§ DATA FOR PROCESSING

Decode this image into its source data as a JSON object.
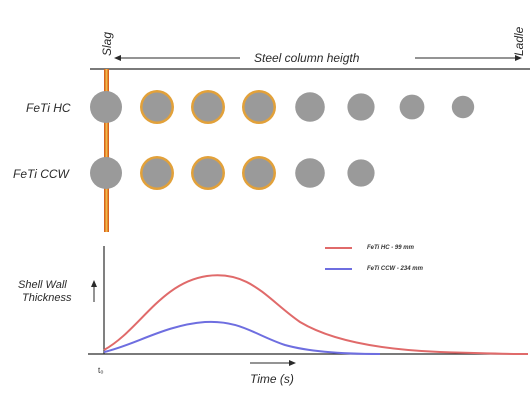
{
  "header": {
    "slag_label": "Slag",
    "ladle_label": "Ladle",
    "column_label": "Steel column heigth"
  },
  "rows": [
    {
      "label": "FeTi HC",
      "shelled": [
        false,
        true,
        true,
        true,
        false,
        false,
        false,
        false
      ]
    },
    {
      "label": "FeTi CCW",
      "shelled": [
        false,
        true,
        true,
        true,
        false,
        false
      ]
    }
  ],
  "colors": {
    "particle": "#9a9a9a",
    "shell": "#e2a13a",
    "slag_line": "#d9641c",
    "slag_line_inner": "#f0b84a",
    "hc_curve": "#e06a6a",
    "ccw_curve": "#6e6ee0",
    "axis": "#2a2a2a"
  },
  "chart": {
    "ylabel_line1": "Shell Wall",
    "ylabel_line2": "Thickness",
    "xlabel": "Time (s)",
    "origin_label": "t₀",
    "series": [
      {
        "name": "FeTi HC - 99 mm",
        "color_key": "hc_curve"
      },
      {
        "name": "FeTi CCW - 234 mm",
        "color_key": "ccw_curve"
      }
    ]
  }
}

§ YOUR OBJECTIVE
Nothing but the pictures may be dropped; output the records above exactly.

§ ANSWER TO THIS TASK
Decode this image into its source data as a JSON object.
{
  "header": {
    "slag_label": "Slag",
    "ladle_label": "Ladle",
    "column_label": "Steel column heigth"
  },
  "rows": [
    {
      "label": "FeTi HC",
      "shelled": [
        false,
        true,
        true,
        true,
        false,
        false,
        false,
        false
      ]
    },
    {
      "label": "FeTi CCW",
      "shelled": [
        false,
        true,
        true,
        true,
        false,
        false
      ]
    }
  ],
  "colors": {
    "particle": "#9a9a9a",
    "shell": "#e2a13a",
    "slag_line": "#d9641c",
    "slag_line_inner": "#f0b84a",
    "hc_curve": "#e06a6a",
    "ccw_curve": "#6e6ee0",
    "axis": "#2a2a2a"
  },
  "chart": {
    "ylabel_line1": "Shell Wall",
    "ylabel_line2": "Thickness",
    "xlabel": "Time (s)",
    "origin_label": "t₀",
    "series": [
      {
        "name": "FeTi HC - 99 mm",
        "color_key": "hc_curve"
      },
      {
        "name": "FeTi CCW - 234 mm",
        "color_key": "ccw_curve"
      }
    ]
  }
}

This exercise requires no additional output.